[Dataset entries on figures]
·····
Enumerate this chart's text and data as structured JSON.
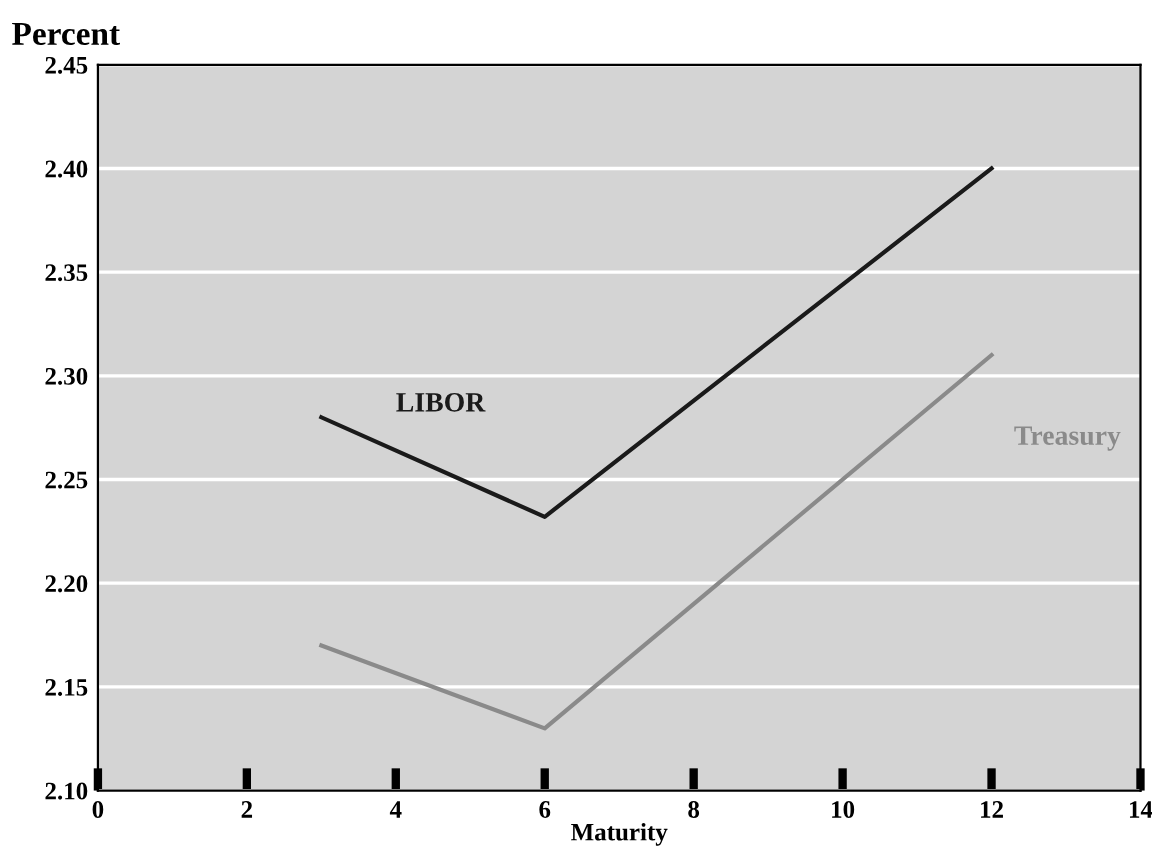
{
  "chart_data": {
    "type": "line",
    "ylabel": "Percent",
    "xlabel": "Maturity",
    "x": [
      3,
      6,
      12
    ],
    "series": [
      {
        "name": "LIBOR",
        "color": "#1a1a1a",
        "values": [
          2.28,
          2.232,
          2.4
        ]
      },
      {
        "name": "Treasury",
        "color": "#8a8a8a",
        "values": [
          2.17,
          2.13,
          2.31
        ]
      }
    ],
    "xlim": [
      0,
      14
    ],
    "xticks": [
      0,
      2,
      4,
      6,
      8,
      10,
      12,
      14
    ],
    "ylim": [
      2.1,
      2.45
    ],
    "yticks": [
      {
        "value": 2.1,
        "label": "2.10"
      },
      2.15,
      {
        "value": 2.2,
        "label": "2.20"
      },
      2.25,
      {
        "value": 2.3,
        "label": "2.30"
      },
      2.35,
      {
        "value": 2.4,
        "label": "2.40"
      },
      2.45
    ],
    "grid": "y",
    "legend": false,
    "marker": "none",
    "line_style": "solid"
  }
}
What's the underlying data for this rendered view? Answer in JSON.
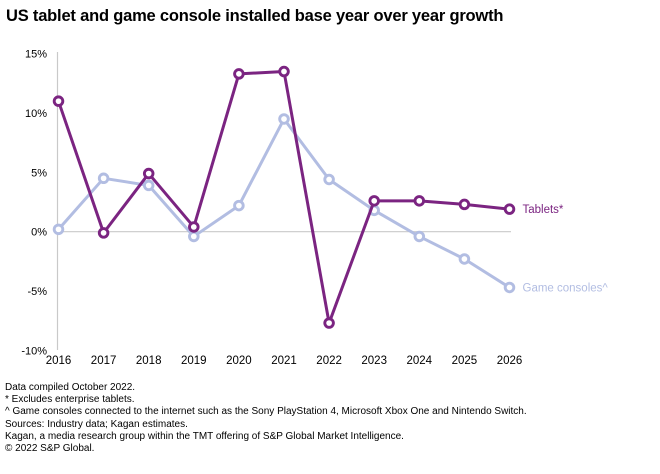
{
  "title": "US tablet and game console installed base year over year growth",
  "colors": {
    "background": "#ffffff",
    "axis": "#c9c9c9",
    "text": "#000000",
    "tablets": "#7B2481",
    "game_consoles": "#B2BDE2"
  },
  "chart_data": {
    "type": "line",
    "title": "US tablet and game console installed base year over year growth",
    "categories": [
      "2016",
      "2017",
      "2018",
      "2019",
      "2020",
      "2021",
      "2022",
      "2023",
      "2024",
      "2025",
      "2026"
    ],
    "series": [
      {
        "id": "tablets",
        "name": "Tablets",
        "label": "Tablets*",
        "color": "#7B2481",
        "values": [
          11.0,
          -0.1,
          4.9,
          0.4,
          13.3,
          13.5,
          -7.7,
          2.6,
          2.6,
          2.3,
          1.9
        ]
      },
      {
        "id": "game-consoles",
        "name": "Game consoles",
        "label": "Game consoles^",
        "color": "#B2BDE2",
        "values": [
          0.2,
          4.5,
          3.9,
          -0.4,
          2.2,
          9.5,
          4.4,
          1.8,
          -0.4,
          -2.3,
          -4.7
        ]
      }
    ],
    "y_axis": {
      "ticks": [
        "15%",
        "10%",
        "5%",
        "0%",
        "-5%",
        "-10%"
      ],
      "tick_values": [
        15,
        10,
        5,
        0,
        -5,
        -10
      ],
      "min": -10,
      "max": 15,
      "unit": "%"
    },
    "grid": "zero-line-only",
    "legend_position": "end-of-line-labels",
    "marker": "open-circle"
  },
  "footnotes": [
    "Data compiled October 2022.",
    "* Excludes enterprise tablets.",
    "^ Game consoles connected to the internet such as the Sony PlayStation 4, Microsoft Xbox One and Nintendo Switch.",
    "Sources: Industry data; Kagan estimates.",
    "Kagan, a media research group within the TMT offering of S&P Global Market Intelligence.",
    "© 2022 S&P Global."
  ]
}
·····
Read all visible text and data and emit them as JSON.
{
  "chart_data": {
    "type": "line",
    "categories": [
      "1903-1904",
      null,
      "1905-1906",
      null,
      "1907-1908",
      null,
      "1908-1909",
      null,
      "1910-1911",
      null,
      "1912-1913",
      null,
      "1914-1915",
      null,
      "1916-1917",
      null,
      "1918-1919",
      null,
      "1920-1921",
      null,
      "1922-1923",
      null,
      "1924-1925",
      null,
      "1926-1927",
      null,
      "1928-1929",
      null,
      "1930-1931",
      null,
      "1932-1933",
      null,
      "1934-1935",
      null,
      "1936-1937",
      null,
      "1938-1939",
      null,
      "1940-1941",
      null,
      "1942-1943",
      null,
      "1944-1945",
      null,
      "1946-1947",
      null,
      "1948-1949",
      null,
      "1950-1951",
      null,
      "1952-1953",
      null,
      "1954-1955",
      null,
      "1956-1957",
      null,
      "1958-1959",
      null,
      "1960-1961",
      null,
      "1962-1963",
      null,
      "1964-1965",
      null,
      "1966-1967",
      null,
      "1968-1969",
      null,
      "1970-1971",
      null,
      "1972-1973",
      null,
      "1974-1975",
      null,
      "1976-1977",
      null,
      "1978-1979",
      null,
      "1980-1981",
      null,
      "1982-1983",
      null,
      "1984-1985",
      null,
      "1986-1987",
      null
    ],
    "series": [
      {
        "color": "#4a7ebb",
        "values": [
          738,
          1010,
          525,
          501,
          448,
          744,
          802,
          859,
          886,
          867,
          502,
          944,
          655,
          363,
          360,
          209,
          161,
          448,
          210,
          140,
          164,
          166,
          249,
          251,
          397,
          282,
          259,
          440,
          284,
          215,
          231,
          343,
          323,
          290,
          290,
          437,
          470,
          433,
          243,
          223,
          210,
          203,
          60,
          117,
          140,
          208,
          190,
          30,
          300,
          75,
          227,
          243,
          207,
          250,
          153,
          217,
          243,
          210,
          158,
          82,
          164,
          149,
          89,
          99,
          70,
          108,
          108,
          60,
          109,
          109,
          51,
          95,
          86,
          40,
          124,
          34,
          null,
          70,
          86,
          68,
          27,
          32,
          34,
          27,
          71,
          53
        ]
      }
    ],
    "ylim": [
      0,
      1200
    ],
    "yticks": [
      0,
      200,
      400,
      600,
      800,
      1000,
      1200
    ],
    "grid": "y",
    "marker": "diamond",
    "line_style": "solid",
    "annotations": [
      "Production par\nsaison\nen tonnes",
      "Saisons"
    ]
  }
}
·····
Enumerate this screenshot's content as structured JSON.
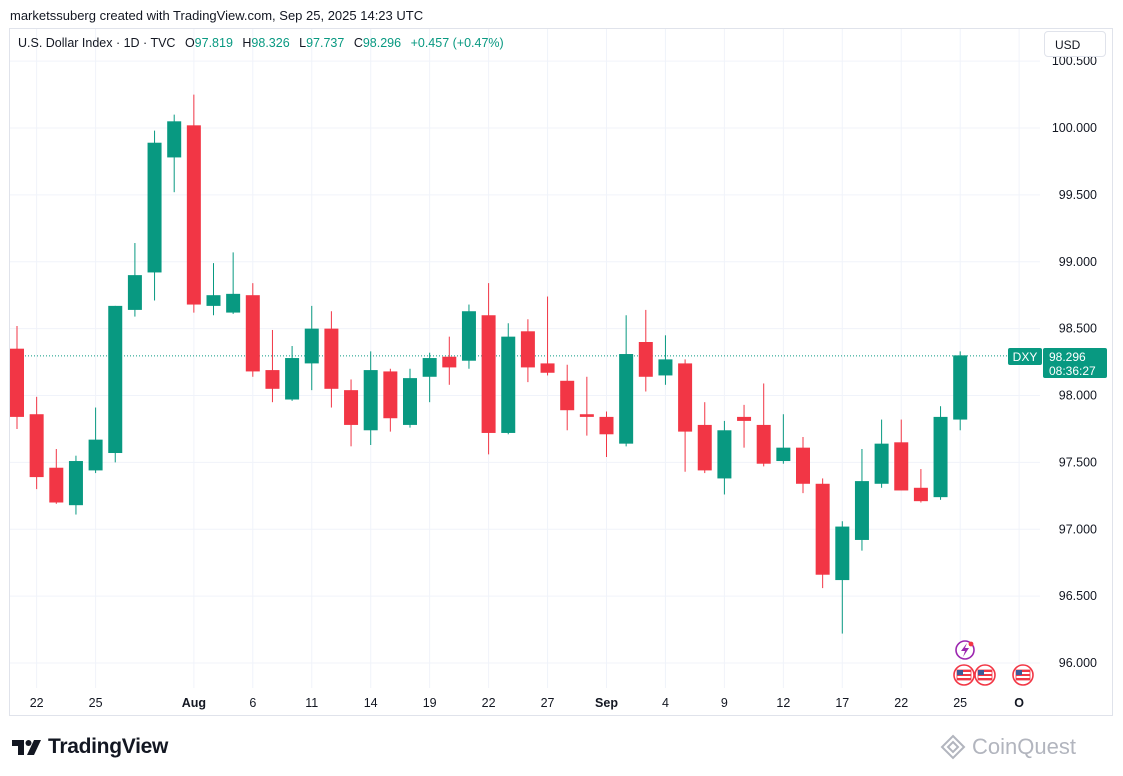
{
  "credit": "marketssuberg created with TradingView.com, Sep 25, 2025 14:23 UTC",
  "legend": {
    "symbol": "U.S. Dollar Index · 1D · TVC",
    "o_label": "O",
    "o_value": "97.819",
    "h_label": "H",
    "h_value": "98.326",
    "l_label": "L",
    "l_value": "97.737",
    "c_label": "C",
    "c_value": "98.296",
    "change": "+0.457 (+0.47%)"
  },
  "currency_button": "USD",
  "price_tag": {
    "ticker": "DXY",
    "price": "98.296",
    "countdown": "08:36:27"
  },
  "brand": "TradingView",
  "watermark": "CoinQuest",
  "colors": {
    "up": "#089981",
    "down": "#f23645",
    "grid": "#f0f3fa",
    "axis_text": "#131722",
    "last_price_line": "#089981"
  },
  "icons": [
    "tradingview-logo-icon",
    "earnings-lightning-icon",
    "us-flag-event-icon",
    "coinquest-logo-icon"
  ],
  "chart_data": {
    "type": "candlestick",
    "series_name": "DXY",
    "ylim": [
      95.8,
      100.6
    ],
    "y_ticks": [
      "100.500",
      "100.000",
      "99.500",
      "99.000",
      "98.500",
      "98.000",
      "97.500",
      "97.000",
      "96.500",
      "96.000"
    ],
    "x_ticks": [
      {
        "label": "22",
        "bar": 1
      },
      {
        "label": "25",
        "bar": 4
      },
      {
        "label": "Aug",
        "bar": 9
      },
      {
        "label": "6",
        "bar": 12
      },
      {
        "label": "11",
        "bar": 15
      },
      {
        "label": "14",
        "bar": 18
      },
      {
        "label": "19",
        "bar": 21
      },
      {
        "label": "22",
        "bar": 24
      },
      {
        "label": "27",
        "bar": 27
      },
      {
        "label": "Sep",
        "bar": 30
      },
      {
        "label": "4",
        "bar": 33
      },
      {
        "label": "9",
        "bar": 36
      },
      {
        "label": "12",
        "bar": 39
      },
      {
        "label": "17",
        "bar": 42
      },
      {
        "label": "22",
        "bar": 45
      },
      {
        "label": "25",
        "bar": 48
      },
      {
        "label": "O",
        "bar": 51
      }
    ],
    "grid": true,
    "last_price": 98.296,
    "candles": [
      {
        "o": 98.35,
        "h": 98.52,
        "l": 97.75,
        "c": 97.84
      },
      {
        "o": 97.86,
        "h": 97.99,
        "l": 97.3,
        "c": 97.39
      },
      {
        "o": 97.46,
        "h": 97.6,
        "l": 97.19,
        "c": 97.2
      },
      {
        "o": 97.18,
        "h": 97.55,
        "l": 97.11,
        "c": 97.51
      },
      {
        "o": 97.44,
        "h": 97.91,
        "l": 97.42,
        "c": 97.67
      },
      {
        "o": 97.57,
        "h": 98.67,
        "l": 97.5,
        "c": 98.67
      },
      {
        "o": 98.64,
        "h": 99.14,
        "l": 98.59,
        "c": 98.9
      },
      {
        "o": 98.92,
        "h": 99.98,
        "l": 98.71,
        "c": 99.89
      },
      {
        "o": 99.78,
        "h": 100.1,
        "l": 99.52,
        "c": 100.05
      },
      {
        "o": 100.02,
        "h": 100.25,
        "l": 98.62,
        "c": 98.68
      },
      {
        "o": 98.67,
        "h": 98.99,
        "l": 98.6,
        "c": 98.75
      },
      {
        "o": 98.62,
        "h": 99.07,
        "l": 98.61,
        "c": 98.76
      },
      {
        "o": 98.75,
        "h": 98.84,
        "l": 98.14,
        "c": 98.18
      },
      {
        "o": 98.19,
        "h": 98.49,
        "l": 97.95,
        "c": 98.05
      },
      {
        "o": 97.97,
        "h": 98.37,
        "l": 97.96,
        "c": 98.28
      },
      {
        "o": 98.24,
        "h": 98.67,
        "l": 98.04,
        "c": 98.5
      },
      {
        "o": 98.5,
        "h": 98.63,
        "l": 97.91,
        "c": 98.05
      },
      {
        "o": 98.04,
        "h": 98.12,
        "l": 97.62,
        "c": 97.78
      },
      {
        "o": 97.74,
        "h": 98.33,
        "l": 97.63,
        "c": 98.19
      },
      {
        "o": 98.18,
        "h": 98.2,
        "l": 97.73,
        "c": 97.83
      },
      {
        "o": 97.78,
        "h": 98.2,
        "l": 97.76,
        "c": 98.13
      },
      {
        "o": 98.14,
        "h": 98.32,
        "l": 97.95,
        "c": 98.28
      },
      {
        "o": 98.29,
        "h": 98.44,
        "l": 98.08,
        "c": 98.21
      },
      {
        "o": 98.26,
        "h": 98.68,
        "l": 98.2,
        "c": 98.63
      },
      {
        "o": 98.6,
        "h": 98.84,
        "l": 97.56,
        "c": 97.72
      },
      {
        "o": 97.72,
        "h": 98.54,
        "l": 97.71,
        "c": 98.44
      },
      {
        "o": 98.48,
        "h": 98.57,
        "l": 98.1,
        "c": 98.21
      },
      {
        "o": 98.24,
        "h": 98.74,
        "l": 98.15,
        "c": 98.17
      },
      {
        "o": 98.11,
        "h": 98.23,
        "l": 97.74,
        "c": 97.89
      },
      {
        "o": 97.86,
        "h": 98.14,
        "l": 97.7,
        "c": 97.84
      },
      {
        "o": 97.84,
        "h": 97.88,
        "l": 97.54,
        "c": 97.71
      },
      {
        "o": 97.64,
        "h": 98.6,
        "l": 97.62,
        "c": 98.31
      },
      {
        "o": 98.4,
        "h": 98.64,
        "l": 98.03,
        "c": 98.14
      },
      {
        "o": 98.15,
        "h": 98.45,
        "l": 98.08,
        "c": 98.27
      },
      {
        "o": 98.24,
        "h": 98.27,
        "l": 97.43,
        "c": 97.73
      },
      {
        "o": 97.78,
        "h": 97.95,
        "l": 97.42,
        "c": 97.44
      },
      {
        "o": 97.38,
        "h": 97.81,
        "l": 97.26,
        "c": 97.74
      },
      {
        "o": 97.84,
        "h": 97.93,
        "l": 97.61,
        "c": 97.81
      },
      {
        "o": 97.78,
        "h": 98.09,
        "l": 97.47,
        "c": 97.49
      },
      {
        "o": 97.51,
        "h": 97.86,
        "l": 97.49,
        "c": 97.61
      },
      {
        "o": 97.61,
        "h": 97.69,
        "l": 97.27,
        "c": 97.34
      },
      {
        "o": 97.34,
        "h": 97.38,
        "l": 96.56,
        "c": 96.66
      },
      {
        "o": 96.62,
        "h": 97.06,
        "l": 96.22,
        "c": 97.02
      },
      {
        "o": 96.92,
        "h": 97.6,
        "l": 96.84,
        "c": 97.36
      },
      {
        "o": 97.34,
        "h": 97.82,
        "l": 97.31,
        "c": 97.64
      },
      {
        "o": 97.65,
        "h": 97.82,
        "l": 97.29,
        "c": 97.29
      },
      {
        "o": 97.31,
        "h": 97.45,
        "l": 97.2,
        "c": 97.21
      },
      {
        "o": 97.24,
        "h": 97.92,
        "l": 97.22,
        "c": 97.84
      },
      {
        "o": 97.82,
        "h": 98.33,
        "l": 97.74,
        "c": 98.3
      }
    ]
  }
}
·····
- **Problem to work on**
Pull every line containing "Global" from the data.

- **Output of the exercise**
    "Kagan, a media research group within the TMT offering of S&P Global Market Intelligence.",
    "© 2022 S&P Global."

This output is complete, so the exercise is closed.